**SET TASK**
Copy out each line that includes the word "height".

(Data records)
:::
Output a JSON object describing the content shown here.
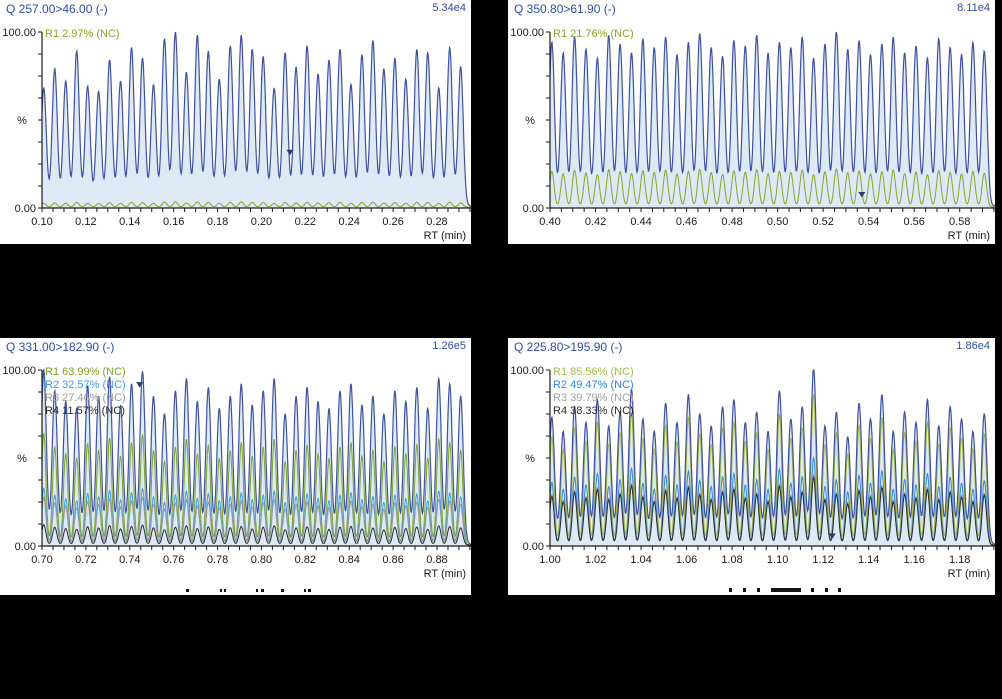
{
  "figure": {
    "background": "#000000",
    "panel_background": "#ffffff",
    "axis_color": "#1a1a1a",
    "label_color": "#2c4fa3"
  },
  "chart_data": [
    {
      "type": "line",
      "panel": "top-left",
      "transition": "Q 257.00>46.00 (-)",
      "scale_label": "5.34e4",
      "ylabel_top": "100.00",
      "ylabel_mid": "%",
      "ylabel_bottom": "0.00",
      "xlabel": "RT (min)",
      "ylim": [
        0,
        100
      ],
      "x_start": 0.1,
      "x_end": 0.2955,
      "x_tick_step": 0.02,
      "x_tick_labels": [
        "0.10",
        "0.12",
        "0.14",
        "0.16",
        "0.18",
        "0.20",
        "0.22",
        "0.24",
        "0.26",
        "0.28"
      ],
      "trace_color": "#3f51a0",
      "fill_color": "rgba(203,222,240,0.65)",
      "peak_spacing": 0.005,
      "peak_start_offset": 0.0008,
      "peaks": [
        67,
        78,
        71,
        88,
        68,
        65,
        83,
        71,
        90,
        84,
        69,
        95,
        99,
        76,
        97,
        88,
        72,
        91,
        97,
        89,
        85,
        67,
        87,
        79,
        91,
        75,
        83,
        89,
        69,
        86,
        94,
        78,
        84,
        72,
        89,
        87,
        67,
        90,
        79
      ],
      "legend": [
        {
          "label": "R1 2.97% (NC)",
          "color": "#8aa228",
          "ratio": 2.97
        }
      ],
      "marker": {
        "rt": 0.213,
        "height": 30
      },
      "cut_marks": []
    },
    {
      "type": "line",
      "panel": "top-right",
      "transition": "Q 350.80>61.90 (-)",
      "scale_label": "8.11e4",
      "ylabel_top": "100.00",
      "ylabel_mid": "%",
      "ylabel_bottom": "0.00",
      "xlabel": "RT (min)",
      "ylim": [
        0,
        100
      ],
      "x_start": 0.4,
      "x_end": 0.5955,
      "x_tick_step": 0.02,
      "x_tick_labels": [
        "0.40",
        "0.42",
        "0.44",
        "0.46",
        "0.48",
        "0.50",
        "0.52",
        "0.54",
        "0.56",
        "0.58"
      ],
      "trace_color": "#3f51a0",
      "fill_color": "rgba(203,222,240,0.65)",
      "peak_spacing": 0.005,
      "peak_start_offset": 0.0008,
      "peaks": [
        93,
        87,
        96,
        89,
        84,
        97,
        92,
        87,
        95,
        90,
        96,
        86,
        93,
        98,
        90,
        85,
        94,
        91,
        97,
        87,
        93,
        90,
        96,
        84,
        92,
        99,
        89,
        94,
        86,
        92,
        96,
        87,
        91,
        84,
        95,
        90,
        86,
        93,
        88
      ],
      "legend": [
        {
          "label": "R1 21.76% (NC)",
          "color": "#8aa228",
          "ratio": 21.76
        }
      ],
      "marker": {
        "rt": 0.537,
        "height": 6
      },
      "cut_marks": []
    },
    {
      "type": "line",
      "panel": "bottom-left",
      "transition": "Q 331.00>182.90 (-)",
      "scale_label": "1.26e5",
      "ylabel_top": "100.00",
      "ylabel_mid": "%",
      "ylabel_bottom": "0.00",
      "xlabel": "RT (min)",
      "ylim": [
        0,
        100
      ],
      "x_start": 0.7,
      "x_end": 0.8955,
      "x_tick_step": 0.02,
      "x_tick_labels": [
        "0.70",
        "0.72",
        "0.74",
        "0.76",
        "0.78",
        "0.80",
        "0.82",
        "0.84",
        "0.86",
        "0.88"
      ],
      "trace_color": "#3f51a0",
      "fill_color": "rgba(203,222,240,0.65)",
      "peak_spacing": 0.005,
      "peak_start_offset": 0.0008,
      "peaks": [
        99,
        87,
        81,
        77,
        90,
        84,
        95,
        79,
        91,
        98,
        84,
        74,
        87,
        94,
        81,
        89,
        77,
        84,
        91,
        79,
        87,
        94,
        74,
        84,
        89,
        81,
        77,
        87,
        91,
        79,
        84,
        74,
        87,
        81,
        89,
        77,
        94,
        91,
        84
      ],
      "legend": [
        {
          "label": "R1 63.99% (NC)",
          "color": "#7ba32b",
          "ratio": 63.99
        },
        {
          "label": "R2 32.57% (NC)",
          "color": "#3d9be9",
          "ratio": 32.57
        },
        {
          "label": "R3 27.46% (NC)",
          "color": "#9a9a9a",
          "ratio": 27.46
        },
        {
          "label": "R4 11.57% (NC)",
          "color": "#2b2b2b",
          "ratio": 11.57
        }
      ],
      "marker": {
        "rt": 0.7445,
        "height": 90
      },
      "cut_marks": [
        {
          "x": 186,
          "w": 3,
          "h": 3
        },
        {
          "x": 220,
          "w": 2,
          "h": 3
        },
        {
          "x": 224,
          "w": 2,
          "h": 3
        },
        {
          "x": 256,
          "w": 2,
          "h": 3
        },
        {
          "x": 261,
          "w": 3,
          "h": 3
        },
        {
          "x": 281,
          "w": 3,
          "h": 3
        },
        {
          "x": 304,
          "w": 2,
          "h": 3
        },
        {
          "x": 308,
          "w": 3,
          "h": 3
        }
      ]
    },
    {
      "type": "line",
      "panel": "bottom-right",
      "transition": "Q 225.80>195.90 (-)",
      "scale_label": "1.86e4",
      "ylabel_top": "100.00",
      "ylabel_mid": "%",
      "ylabel_bottom": "0.00",
      "xlabel": "RT (min)",
      "ylim": [
        0,
        100
      ],
      "x_start": 1.0,
      "x_end": 1.1955,
      "x_tick_step": 0.02,
      "x_tick_labels": [
        "1.00",
        "1.02",
        "1.04",
        "1.06",
        "1.08",
        "1.10",
        "1.12",
        "1.14",
        "1.16",
        "1.18"
      ],
      "trace_color": "#3f51a0",
      "fill_color": "rgba(203,222,240,0.65)",
      "peak_spacing": 0.005,
      "peak_start_offset": 0.0008,
      "peaks": [
        72,
        64,
        78,
        69,
        82,
        67,
        75,
        88,
        71,
        64,
        80,
        69,
        85,
        74,
        67,
        78,
        82,
        69,
        75,
        64,
        87,
        71,
        78,
        100,
        67,
        75,
        61,
        80,
        71,
        85,
        64,
        75,
        69,
        82,
        67,
        78,
        71,
        64,
        74
      ],
      "legend": [
        {
          "label": "R1 85.56% (NC)",
          "color": "#a6ba48",
          "ratio": 85.56
        },
        {
          "label": "R2 49.47% (NC)",
          "color": "#2f87e0",
          "ratio": 49.47
        },
        {
          "label": "R3 39.79% (NC)",
          "color": "#a0a0a0",
          "ratio": 39.79
        },
        {
          "label": "R4 38.33% (NC)",
          "color": "#2b2b2b",
          "ratio": 38.33
        }
      ],
      "marker": {
        "rt": 1.124,
        "height": 4
      },
      "cut_marks": [
        {
          "x": 221,
          "w": 3,
          "h": 4
        },
        {
          "x": 235,
          "w": 3,
          "h": 4
        },
        {
          "x": 249,
          "w": 3,
          "h": 4
        },
        {
          "x": 263,
          "w": 30,
          "h": 4
        },
        {
          "x": 303,
          "w": 3,
          "h": 4
        },
        {
          "x": 317,
          "w": 3,
          "h": 4
        },
        {
          "x": 330,
          "w": 3,
          "h": 4
        }
      ]
    }
  ]
}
:::
**COMPLETE RESPONSE**
        "height": 30
        "height": 6
        "height": 90
        "height": 4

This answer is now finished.